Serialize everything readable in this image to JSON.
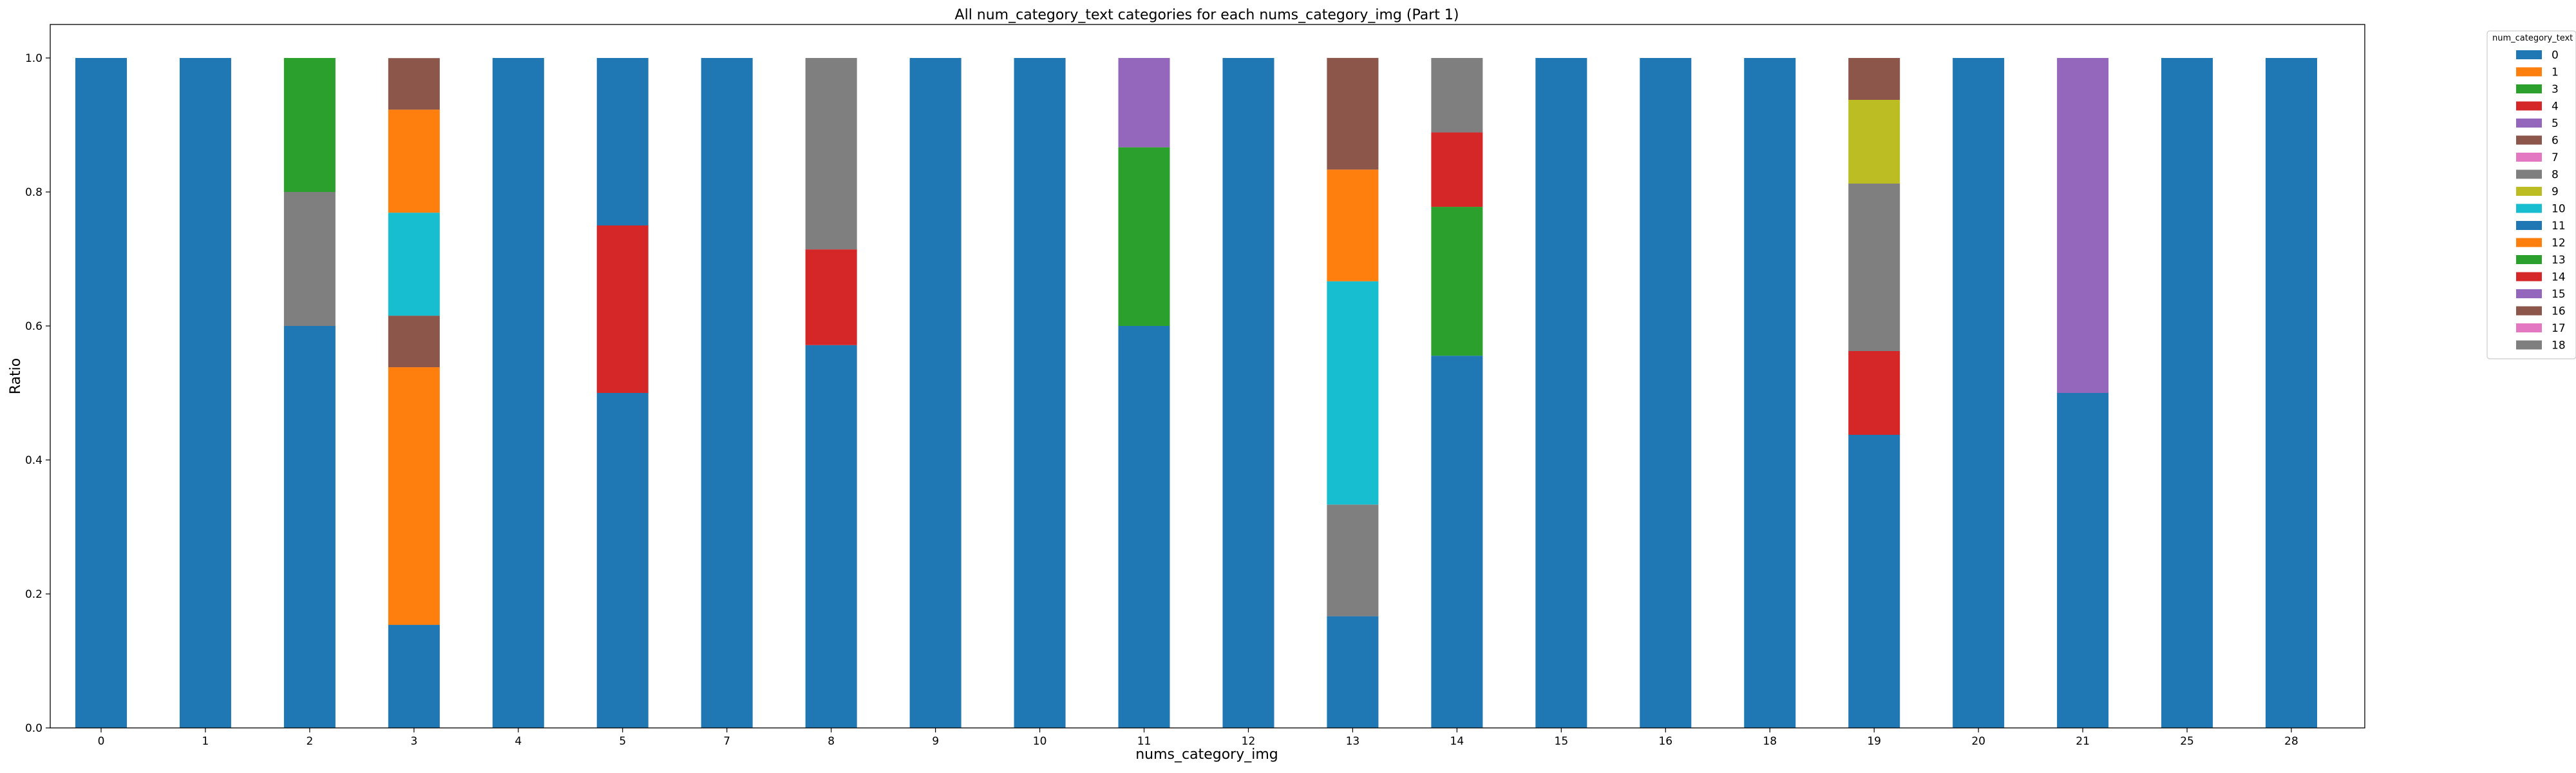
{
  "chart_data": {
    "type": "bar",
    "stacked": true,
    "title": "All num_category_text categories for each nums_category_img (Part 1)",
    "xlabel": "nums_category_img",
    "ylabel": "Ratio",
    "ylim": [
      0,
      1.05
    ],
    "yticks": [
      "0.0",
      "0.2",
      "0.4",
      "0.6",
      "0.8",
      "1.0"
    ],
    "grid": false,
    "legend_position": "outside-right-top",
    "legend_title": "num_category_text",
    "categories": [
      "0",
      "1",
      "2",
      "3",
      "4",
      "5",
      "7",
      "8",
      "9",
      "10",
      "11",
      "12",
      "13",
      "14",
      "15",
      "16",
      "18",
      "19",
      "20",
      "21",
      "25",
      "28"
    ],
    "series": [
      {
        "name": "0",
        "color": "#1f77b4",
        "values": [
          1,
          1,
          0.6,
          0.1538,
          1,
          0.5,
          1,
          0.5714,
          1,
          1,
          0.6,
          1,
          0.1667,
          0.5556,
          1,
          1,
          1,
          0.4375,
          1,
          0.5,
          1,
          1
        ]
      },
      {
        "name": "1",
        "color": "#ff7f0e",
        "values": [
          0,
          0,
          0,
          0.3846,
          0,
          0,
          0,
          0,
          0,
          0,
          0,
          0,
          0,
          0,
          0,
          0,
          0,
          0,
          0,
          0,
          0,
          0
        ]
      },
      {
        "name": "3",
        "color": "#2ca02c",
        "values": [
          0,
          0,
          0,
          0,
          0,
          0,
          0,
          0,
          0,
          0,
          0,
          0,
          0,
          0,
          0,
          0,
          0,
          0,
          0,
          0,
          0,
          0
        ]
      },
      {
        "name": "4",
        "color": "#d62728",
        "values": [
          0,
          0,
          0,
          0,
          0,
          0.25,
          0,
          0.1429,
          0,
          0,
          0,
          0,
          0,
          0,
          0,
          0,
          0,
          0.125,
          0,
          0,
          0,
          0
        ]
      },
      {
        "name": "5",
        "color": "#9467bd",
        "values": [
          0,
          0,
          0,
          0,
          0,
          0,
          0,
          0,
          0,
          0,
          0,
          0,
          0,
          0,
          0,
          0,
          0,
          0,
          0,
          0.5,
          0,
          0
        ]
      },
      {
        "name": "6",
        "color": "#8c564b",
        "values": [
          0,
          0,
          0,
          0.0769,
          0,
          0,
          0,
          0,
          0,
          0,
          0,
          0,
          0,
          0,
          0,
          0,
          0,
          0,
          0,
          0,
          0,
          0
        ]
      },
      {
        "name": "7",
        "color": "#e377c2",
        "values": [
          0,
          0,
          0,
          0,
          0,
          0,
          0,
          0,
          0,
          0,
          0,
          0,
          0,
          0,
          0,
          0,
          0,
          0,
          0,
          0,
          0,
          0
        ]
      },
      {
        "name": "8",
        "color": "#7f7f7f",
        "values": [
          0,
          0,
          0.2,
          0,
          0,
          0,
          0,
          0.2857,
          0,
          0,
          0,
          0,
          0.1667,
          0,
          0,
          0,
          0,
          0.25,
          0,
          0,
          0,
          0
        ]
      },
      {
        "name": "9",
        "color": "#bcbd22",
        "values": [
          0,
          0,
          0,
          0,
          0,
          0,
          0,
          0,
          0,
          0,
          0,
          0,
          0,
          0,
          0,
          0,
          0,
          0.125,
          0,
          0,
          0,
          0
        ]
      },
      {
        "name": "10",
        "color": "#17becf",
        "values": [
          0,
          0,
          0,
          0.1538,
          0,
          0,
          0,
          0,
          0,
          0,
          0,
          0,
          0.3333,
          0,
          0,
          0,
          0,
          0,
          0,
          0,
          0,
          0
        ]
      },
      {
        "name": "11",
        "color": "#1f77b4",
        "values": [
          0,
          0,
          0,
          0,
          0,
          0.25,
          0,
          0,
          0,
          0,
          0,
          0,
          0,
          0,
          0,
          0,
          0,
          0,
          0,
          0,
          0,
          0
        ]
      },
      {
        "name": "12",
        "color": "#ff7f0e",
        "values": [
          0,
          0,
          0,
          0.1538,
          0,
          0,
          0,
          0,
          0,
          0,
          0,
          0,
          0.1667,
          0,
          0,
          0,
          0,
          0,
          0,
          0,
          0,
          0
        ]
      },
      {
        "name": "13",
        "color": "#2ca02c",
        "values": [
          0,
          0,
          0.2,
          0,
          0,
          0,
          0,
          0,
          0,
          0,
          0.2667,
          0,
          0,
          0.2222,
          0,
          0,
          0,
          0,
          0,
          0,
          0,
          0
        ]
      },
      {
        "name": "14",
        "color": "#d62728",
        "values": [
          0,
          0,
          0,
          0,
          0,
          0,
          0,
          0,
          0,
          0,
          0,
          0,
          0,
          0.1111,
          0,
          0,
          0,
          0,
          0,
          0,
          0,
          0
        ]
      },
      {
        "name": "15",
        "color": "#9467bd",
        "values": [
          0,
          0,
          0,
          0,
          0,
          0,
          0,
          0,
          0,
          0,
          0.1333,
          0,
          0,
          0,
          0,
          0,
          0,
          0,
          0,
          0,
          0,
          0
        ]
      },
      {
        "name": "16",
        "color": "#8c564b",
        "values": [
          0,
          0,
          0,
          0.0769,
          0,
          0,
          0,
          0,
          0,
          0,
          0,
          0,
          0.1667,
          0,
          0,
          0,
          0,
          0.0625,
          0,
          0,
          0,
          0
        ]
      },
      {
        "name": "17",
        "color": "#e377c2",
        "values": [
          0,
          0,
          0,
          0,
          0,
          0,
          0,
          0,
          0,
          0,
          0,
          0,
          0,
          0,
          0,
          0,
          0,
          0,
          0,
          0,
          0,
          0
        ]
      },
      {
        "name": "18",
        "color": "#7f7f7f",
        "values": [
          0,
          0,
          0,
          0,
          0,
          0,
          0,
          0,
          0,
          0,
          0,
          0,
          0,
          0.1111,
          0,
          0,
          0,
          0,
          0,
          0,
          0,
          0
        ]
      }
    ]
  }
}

------------------------------------------------------------

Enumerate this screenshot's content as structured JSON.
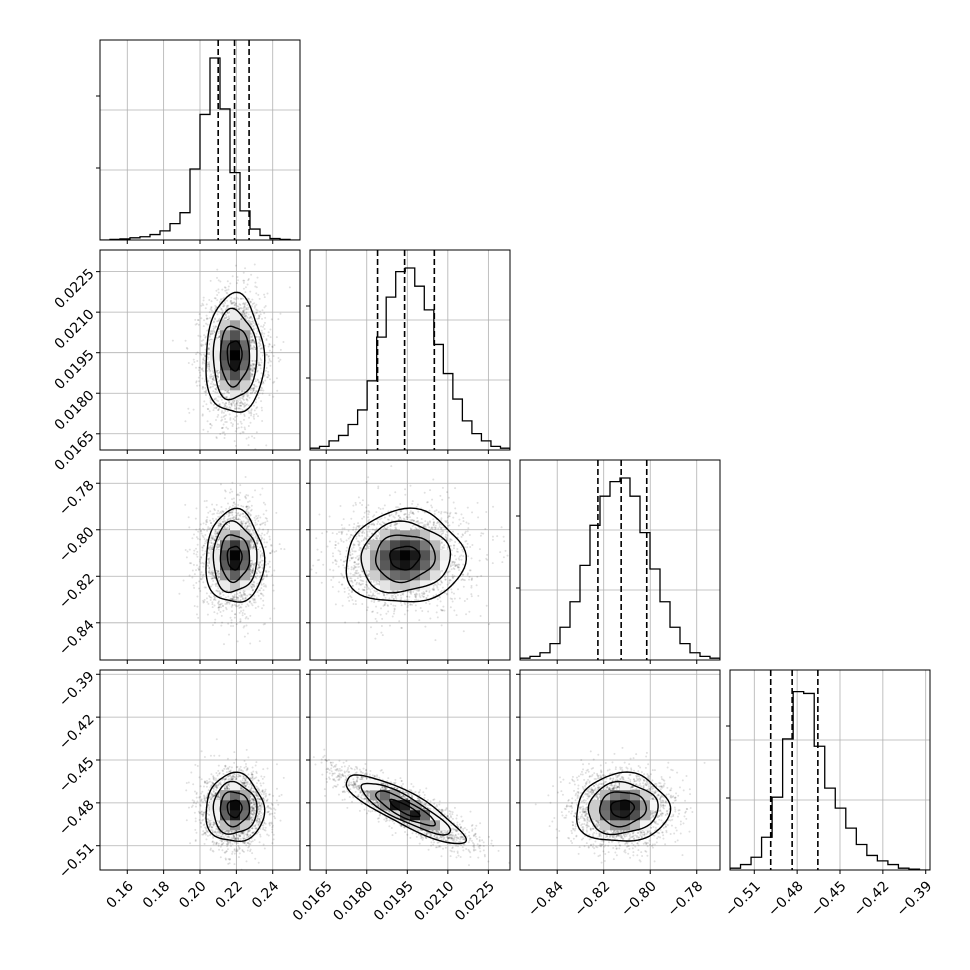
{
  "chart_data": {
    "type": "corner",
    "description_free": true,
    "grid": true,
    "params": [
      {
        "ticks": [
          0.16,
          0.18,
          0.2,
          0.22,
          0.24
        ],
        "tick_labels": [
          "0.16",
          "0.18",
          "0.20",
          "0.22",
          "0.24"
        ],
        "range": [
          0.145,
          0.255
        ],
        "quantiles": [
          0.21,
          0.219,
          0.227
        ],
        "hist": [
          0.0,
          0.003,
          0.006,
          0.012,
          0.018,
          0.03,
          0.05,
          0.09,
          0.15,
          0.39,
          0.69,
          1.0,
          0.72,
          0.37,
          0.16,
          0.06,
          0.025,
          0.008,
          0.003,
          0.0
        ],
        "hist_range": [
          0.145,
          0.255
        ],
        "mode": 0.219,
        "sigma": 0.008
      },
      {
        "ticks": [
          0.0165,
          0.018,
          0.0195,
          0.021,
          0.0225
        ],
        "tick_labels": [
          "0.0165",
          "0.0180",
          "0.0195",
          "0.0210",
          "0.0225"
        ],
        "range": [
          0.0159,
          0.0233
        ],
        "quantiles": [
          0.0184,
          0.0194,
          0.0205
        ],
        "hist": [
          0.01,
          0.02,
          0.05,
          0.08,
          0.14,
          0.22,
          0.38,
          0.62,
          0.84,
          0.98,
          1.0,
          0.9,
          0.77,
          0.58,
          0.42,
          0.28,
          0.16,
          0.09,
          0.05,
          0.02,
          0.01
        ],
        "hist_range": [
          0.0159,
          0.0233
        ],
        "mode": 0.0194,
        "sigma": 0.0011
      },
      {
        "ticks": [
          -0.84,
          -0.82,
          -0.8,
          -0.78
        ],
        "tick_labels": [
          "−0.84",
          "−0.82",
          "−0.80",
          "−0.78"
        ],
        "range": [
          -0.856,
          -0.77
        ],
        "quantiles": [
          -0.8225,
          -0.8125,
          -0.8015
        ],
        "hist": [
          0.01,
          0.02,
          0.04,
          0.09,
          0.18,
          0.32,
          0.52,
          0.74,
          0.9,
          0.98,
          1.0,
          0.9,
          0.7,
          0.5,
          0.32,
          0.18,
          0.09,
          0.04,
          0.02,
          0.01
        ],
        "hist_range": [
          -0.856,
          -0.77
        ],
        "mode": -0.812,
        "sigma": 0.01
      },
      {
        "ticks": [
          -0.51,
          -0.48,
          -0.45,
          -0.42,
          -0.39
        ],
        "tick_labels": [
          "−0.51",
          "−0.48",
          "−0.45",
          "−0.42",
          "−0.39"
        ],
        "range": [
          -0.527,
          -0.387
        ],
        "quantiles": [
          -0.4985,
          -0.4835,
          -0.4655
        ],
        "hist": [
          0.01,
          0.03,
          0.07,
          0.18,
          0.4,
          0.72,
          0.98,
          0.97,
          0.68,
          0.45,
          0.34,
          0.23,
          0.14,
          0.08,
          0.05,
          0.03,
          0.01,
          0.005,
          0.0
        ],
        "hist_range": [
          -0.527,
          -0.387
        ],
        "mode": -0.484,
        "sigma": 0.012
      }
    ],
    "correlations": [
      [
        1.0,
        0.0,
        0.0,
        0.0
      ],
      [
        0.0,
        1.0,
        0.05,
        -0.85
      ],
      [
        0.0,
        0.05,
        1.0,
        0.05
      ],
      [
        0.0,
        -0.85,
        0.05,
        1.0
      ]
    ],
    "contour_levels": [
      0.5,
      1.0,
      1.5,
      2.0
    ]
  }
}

------------------------------------------------------------

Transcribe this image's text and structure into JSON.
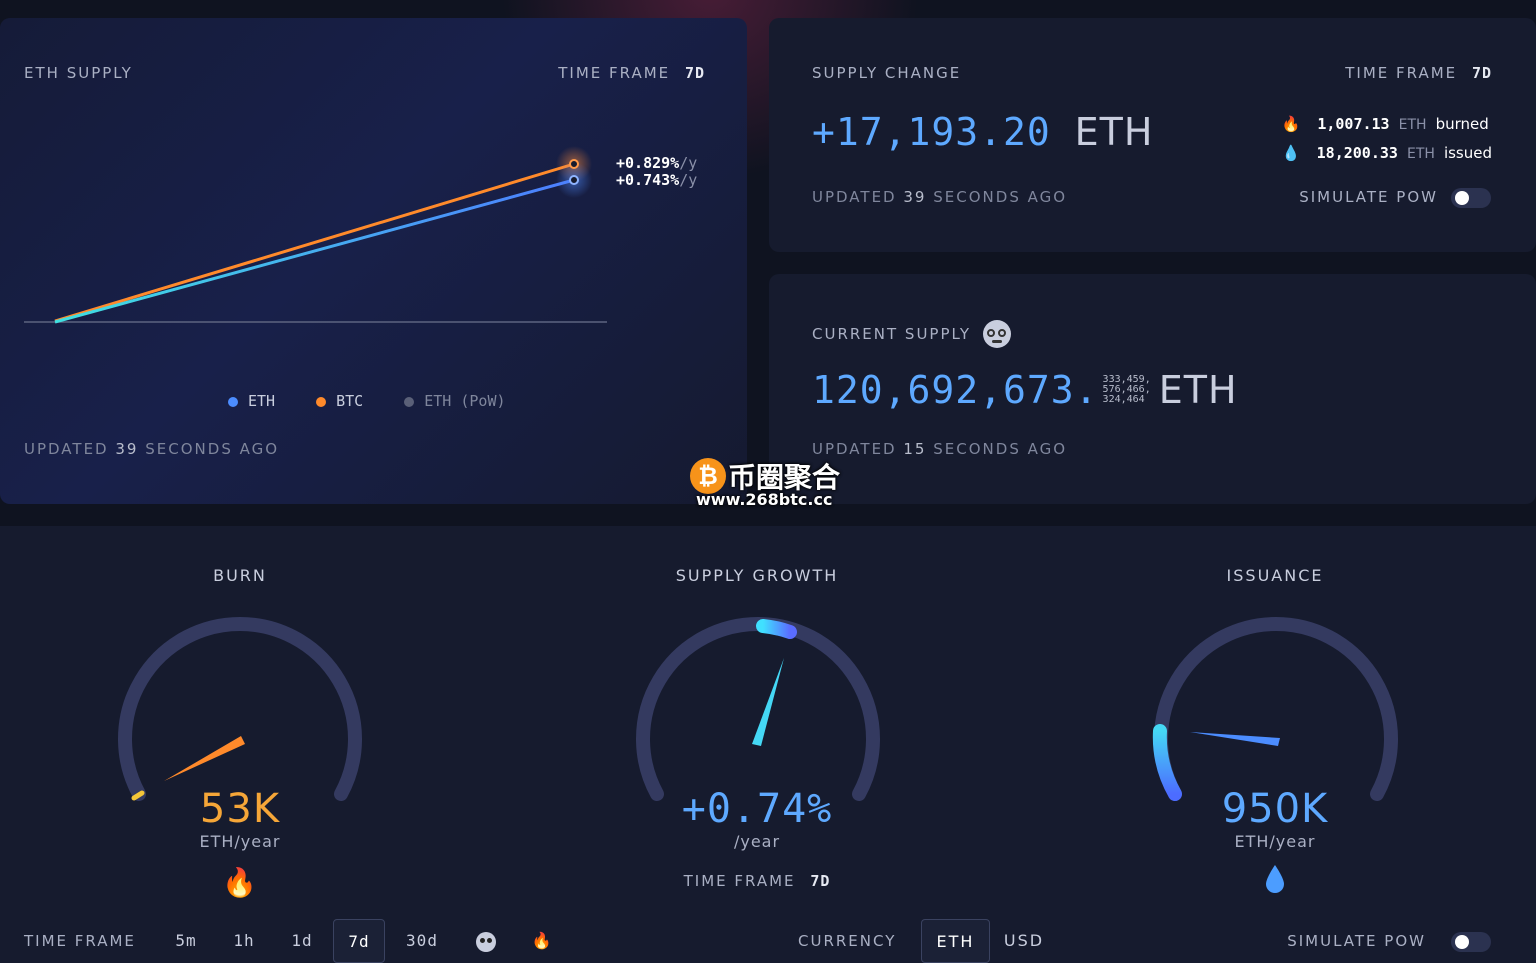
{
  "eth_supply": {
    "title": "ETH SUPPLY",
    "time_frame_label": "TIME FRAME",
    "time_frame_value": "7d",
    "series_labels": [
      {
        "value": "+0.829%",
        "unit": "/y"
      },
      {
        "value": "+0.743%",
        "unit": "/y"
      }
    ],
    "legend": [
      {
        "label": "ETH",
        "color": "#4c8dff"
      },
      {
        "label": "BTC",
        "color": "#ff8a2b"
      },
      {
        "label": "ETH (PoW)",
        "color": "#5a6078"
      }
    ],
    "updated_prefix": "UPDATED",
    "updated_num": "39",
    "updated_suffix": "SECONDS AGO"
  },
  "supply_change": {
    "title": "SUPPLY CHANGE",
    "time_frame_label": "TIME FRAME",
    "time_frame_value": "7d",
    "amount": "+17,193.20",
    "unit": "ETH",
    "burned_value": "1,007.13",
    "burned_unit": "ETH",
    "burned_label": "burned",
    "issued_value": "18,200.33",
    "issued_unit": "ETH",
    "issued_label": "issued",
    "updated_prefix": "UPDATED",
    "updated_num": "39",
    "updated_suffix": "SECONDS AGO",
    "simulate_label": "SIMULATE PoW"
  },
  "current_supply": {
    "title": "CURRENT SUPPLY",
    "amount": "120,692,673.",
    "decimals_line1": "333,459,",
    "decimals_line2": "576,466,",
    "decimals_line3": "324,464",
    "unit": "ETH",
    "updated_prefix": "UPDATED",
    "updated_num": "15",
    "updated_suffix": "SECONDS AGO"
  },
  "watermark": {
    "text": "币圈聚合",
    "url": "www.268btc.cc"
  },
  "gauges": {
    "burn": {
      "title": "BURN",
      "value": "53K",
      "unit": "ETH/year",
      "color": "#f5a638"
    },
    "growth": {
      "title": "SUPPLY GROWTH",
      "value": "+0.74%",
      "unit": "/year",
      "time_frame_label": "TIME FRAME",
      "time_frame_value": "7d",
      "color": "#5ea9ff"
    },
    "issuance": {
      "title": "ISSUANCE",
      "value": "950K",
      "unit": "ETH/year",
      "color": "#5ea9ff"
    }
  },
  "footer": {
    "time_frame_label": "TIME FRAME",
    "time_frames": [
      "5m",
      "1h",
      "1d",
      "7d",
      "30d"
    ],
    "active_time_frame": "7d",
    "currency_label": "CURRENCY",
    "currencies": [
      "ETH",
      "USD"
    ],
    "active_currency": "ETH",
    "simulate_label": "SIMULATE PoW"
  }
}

------------------------------------------------------------

Collect each line above holding the string "this".

Serialize everything readable in this image to JSON.
Enumerate this screenshot's content as structured JSON.
Transcribe this image's text and structure into JSON.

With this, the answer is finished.